Your instructions. Pick out the lines containing "Liabilities".

Supplied data.
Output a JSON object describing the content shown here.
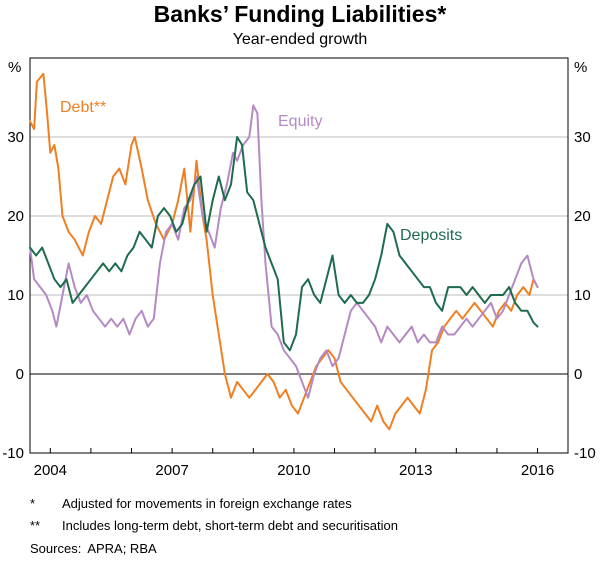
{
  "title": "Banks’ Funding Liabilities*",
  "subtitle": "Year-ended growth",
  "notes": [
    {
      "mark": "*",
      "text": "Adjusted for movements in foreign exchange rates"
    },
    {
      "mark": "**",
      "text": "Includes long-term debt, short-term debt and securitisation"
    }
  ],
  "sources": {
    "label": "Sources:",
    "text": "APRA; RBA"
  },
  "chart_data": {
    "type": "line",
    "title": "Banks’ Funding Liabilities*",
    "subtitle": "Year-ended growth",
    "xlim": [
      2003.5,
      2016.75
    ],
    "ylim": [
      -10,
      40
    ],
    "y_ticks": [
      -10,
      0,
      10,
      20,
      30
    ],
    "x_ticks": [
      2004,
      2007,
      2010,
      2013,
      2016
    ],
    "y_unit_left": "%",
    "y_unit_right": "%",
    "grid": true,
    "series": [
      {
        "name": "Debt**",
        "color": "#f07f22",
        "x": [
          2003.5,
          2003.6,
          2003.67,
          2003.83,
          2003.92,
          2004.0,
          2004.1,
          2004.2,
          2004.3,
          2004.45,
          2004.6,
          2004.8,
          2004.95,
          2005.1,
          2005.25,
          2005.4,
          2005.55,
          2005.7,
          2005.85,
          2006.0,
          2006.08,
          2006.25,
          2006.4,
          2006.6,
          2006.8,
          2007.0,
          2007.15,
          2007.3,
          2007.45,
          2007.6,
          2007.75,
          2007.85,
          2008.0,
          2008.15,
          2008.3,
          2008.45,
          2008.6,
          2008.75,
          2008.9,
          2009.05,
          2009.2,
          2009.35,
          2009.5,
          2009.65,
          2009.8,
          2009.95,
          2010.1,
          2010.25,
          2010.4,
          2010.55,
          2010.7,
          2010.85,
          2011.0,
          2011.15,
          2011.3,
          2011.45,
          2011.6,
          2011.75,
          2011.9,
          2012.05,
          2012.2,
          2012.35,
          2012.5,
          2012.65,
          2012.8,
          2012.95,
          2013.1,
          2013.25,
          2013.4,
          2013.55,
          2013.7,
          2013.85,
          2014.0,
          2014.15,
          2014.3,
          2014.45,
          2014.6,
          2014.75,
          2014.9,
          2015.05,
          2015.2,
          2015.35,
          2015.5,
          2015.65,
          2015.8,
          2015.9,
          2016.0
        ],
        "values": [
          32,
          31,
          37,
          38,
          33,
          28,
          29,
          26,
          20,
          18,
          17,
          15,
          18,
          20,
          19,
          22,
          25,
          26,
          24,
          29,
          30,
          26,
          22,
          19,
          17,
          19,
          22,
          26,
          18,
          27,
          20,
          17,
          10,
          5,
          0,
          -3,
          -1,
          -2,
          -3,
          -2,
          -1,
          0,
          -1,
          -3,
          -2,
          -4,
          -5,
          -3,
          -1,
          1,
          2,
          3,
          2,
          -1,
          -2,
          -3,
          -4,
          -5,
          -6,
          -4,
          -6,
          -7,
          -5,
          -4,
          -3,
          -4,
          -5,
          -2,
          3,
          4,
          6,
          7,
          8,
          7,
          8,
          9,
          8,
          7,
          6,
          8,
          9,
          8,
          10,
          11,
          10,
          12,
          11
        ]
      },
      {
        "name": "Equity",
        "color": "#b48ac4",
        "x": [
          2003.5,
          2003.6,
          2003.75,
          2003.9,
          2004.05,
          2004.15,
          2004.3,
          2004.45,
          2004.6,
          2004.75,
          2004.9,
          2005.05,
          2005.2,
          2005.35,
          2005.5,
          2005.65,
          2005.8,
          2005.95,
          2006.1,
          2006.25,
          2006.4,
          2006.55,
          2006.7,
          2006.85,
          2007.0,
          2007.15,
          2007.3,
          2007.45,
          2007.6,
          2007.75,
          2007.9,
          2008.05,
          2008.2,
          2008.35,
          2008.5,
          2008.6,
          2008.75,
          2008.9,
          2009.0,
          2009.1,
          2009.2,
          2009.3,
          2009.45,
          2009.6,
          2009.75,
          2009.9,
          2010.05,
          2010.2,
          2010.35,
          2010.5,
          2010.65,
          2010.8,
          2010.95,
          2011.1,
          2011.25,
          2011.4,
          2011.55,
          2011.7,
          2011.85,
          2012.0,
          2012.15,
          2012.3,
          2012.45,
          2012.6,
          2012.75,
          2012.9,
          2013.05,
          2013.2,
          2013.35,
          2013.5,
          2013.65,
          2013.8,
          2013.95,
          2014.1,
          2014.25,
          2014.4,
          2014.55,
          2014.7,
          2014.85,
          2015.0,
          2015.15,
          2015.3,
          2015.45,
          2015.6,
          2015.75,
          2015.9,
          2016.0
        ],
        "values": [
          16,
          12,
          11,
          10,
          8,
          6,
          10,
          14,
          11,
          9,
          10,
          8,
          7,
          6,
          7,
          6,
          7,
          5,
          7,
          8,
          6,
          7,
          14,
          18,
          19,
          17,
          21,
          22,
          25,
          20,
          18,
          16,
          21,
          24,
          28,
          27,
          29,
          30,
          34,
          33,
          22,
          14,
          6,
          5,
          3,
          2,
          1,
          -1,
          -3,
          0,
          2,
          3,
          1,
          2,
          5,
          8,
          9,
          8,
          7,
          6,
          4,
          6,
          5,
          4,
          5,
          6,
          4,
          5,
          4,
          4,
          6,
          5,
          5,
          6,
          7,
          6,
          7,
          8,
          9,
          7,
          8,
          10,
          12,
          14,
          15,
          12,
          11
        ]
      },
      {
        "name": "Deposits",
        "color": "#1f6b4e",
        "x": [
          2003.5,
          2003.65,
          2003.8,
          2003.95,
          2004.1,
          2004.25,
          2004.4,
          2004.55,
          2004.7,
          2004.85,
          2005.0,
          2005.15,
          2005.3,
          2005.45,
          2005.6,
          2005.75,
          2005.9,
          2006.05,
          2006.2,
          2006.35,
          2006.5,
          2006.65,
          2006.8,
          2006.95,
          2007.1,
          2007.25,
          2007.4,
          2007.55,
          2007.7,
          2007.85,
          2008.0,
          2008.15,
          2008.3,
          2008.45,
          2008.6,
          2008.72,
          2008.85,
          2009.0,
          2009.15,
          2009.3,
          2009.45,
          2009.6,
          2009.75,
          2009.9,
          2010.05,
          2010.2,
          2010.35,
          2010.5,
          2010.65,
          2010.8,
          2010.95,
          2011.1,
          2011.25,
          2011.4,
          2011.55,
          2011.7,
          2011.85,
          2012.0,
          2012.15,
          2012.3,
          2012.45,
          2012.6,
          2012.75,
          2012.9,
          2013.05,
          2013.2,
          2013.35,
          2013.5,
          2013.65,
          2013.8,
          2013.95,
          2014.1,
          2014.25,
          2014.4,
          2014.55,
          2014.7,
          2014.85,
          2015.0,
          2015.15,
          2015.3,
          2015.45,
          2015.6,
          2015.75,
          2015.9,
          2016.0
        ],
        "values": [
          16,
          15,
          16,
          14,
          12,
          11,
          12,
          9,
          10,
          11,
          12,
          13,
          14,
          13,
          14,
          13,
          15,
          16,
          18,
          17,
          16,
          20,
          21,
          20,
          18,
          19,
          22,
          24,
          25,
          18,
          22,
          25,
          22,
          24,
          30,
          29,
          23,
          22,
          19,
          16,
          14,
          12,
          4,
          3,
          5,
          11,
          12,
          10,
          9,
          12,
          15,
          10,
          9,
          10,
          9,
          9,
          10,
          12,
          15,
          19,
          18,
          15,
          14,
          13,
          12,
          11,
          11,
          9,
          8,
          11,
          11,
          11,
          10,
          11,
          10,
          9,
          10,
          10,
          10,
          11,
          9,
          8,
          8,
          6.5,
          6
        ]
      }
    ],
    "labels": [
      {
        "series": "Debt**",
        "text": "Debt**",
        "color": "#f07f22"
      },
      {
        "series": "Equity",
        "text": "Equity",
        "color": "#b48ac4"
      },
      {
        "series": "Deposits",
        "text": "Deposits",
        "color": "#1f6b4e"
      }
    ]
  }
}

Solution for this problem.
  "title": "Banks’ Funding Liabilities*",
    "title": "Banks’ Funding Liabilities*",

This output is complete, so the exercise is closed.